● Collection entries

====================

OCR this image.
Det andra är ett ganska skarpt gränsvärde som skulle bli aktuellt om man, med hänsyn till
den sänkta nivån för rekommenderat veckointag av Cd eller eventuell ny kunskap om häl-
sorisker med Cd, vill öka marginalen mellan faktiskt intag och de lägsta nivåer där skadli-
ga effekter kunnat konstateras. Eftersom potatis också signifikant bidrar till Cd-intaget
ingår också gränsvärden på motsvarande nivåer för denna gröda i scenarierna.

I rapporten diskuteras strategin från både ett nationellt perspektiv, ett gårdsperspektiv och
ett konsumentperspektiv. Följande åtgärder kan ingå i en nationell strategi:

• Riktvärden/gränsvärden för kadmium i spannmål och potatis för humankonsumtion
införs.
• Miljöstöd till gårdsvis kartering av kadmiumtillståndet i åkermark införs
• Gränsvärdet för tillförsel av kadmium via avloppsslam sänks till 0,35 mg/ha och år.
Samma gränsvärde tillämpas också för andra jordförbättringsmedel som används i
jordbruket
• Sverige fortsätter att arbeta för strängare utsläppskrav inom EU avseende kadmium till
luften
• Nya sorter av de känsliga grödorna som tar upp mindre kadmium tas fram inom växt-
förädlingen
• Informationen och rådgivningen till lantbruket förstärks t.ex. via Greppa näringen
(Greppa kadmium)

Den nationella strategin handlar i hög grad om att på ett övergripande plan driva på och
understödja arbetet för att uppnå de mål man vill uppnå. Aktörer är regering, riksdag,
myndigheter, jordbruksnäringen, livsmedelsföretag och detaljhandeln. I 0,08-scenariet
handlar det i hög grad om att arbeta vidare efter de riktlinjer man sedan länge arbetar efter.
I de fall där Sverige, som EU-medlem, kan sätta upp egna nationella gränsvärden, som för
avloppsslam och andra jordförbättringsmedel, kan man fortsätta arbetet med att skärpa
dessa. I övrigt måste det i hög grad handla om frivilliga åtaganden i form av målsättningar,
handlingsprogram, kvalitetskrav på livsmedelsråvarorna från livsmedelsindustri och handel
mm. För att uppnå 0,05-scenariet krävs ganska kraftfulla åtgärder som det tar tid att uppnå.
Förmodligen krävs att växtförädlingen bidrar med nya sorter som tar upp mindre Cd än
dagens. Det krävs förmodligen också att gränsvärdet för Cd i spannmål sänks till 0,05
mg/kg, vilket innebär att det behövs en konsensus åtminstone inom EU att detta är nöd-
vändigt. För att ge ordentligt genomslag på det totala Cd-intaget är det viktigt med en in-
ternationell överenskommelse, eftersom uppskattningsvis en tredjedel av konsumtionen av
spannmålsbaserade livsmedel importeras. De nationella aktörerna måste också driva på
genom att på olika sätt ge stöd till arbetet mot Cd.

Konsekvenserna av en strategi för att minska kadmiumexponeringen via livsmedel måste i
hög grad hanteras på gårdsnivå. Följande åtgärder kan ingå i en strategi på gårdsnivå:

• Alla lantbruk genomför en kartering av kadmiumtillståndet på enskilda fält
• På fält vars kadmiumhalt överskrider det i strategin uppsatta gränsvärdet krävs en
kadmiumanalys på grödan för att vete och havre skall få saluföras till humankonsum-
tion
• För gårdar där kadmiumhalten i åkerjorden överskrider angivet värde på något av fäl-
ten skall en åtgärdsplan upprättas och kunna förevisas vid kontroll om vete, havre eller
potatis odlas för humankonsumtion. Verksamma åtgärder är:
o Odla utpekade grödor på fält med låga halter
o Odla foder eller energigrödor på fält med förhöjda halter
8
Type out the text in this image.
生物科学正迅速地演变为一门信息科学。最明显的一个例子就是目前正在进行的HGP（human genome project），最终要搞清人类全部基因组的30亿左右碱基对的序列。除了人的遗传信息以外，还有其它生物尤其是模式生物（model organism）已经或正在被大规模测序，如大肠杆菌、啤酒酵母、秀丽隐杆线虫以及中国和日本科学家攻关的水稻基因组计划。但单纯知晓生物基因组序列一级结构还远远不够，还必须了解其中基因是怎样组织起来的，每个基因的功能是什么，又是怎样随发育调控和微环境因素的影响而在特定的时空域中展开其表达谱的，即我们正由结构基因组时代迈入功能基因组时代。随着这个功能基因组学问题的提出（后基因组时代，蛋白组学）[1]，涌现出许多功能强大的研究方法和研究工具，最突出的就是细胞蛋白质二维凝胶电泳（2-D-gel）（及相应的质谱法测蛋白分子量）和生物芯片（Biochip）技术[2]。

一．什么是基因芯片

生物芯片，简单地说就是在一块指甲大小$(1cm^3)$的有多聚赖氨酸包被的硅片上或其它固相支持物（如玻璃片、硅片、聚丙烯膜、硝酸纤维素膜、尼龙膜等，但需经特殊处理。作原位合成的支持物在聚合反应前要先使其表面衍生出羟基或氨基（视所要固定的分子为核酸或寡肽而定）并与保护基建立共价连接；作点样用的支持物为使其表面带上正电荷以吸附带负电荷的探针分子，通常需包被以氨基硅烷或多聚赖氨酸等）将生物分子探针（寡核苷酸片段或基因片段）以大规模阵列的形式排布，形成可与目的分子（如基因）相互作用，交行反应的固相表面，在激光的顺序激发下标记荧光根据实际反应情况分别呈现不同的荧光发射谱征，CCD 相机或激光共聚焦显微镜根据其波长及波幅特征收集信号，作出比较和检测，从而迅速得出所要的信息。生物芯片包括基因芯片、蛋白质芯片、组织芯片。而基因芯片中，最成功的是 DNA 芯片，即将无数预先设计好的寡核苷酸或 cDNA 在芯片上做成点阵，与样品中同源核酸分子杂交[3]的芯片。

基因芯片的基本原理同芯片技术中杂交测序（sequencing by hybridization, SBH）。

====================

● Directions
The records above should be returned exactly.

● Response area
OCR this image.
Det andra är ett ganska skarpt gränsvärde som skulle bli aktuellt om man, med hänsyn till
den sänkta nivån för rekommenderat veckointag av Cd eller eventuell ny kunskap om häl-
sorisker med Cd, vill öka marginalen mellan faktiskt intag och de lägsta nivåer där skadli-
ga effekter kunnat konstateras. Eftersom potatis också signifikant bidrar till Cd-intaget
ingår också gränsvärden på motsvarande nivåer för denna gröda i scenarierna.

I rapporten diskuteras strategin från både ett nationellt perspektiv, ett gårdsperspektiv och
ett konsumentperspektiv. Följande åtgärder kan ingå i en nationell strategi:

• Riktvärden/gränsvärden för kadmium i spannmål och potatis för humankonsumtion
införs.
• Miljöstöd till gårdsvis kartering av kadmiumtillståndet i åkermark införs
• Gränsvärdet för tillförsel av kadmium via avloppsslam sänks till 0,35 mg/ha och år.
Samma gränsvärde tillämpas också för andra jordförbättringsmedel som används i
jordbruket
• Sverige fortsätter att arbeta för strängare utsläppskrav inom EU avseende kadmium till
luften
• Nya sorter av de känsliga grödorna som tar upp mindre kadmium tas fram inom växt-
förädlingen
• Informationen och rådgivningen till lantbruket förstärks t.ex. via Greppa näringen
(Greppa kadmium)

Den nationella strategin handlar i hög grad om att på ett övergripande plan driva på och
understödja arbetet för att uppnå de mål man vill uppnå. Aktörer är regering, riksdag,
myndigheter, jordbruksnäringen, livsmedelsföretag och detaljhandeln. I 0,08-scenariet
handlar det i hög grad om att arbeta vidare efter de riktlinjer man sedan länge arbetar efter.
I de fall där Sverige, som EU-medlem, kan sätta upp egna nationella gränsvärden, som för
avloppsslam och andra jordförbättringsmedel, kan man fortsätta arbetet med att skärpa
dessa. I övrigt måste det i hög grad handla om frivilliga åtaganden i form av målsättningar,
handlingsprogram, kvalitetskrav på livsmedelsråvarorna från livsmedelsindustri och handel
mm. För att uppnå 0,05-scenariet krävs ganska kraftfulla åtgärder som det tar tid att uppnå.
Förmodligen krävs att växtförädlingen bidrar med nya sorter som tar upp mindre Cd än
dagens. Det krävs förmodligen också att gränsvärdet för Cd i spannmål sänks till 0,05
mg/kg, vilket innebär att det behövs en konsensus åtminstone inom EU att detta är nöd-
vändigt. För att ge ordentligt genomslag på det totala Cd-intaget är det viktigt med en in-
ternationell överenskommelse, eftersom uppskattningsvis en tredjedel av konsumtionen av
spannmålsbaserade livsmedel importeras. De nationella aktörerna måste också driva på
genom att på olika sätt ge stöd till arbetet mot Cd.

Konsekvenserna av en strategi för att minska kadmiumexponeringen via livsmedel måste i
hög grad hanteras på gårdsnivå. Följande åtgärder kan ingå i en strategi på gårdsnivå:

• Alla lantbruk genomför en kartering av kadmiumtillståndet på enskilda fält
• På fält vars kadmiumhalt överskrider det i strategin uppsatta gränsvärdet krävs en
kadmiumanalys på grödan för att vete och havre skall få saluföras till humankonsum-
tion
• För gårdar där kadmiumhalten i åkerjorden överskrider angivet värde på något av fäl-
ten skall en åtgärdsplan upprättas och kunna förevisas vid kontroll om vete, havre eller
potatis odlas för humankonsumtion. Verksamma åtgärder är:
o Odla utpekade grödor på fält med låga halter
o Odla foder eller energigrödor på fält med förhöjda halter
8
Type out the text in this image.
生物科学正迅速地演变为一门信息科学。最明显的一个例子就是目前正在进行的HGP（human genome project），最终要搞清人类全部基因组的30亿左右碱基对的序列。除了人的遗传信息以外，还有其它生物尤其是模式生物（model organism）已经或正在被大规模测序，如大肠杆菌、啤酒酵母、秀丽隐杆线虫以及中国和日本科学家攻关的水稻基因组计划。但单纯知晓生物基因组序列一级结构还远远不够，还必须了解其中基因是怎样组织起来的，每个基因的功能是什么，又是怎样随发育调控和微环境因素的影响而在特定的时空域中展开其表达谱的，即我们正由结构基因组时代迈入功能基因组时代。随着这个功能基因组学问题的提出（后基因组时代，蛋白组学）[1]，涌现出许多功能强大的研究方法和研究工具，最突出的就是细胞蛋白质二维凝胶电泳（2-D-gel）（及相应的质谱法测蛋白分子量）和生物芯片（Biochip）技术[2]。

一．什么是基因芯片

生物芯片，简单地说就是在一块指甲大小$(1cm^3)$的有多聚赖氨酸包被的硅片上或其它固相支持物（如玻璃片、硅片、聚丙烯膜、硝酸纤维素膜、尼龙膜等，但需经特殊处理。作原位合成的支持物在聚合反应前要先使其表面衍生出羟基或氨基（视所要固定的分子为核酸或寡肽而定）并与保护基建立共价连接；作点样用的支持物为使其表面带上正电荷以吸附带负电荷的探针分子，通常需包被以氨基硅烷或多聚赖氨酸等）将生物分子探针（寡核苷酸片段或基因片段）以大规模阵列的形式排布，形成可与目的分子（如基因）相互作用，交行反应的固相表面，在激光的顺序激发下标记荧光根据实际反应情况分别呈现不同的荧光发射谱征，CCD 相机或激光共聚焦显微镜根据其波长及波幅特征收集信号，作出比较和检测，从而迅速得出所要的信息。生物芯片包括基因芯片、蛋白质芯片、组织芯片。而基因芯片中，最成功的是 DNA 芯片，即将无数预先设计好的寡核苷酸或 cDNA 在芯片上做成点阵，与样品中同源核酸分子杂交[3]的芯片。

基因芯片的基本原理同芯片技术中杂交测序（sequencing by hybridization, SBH）。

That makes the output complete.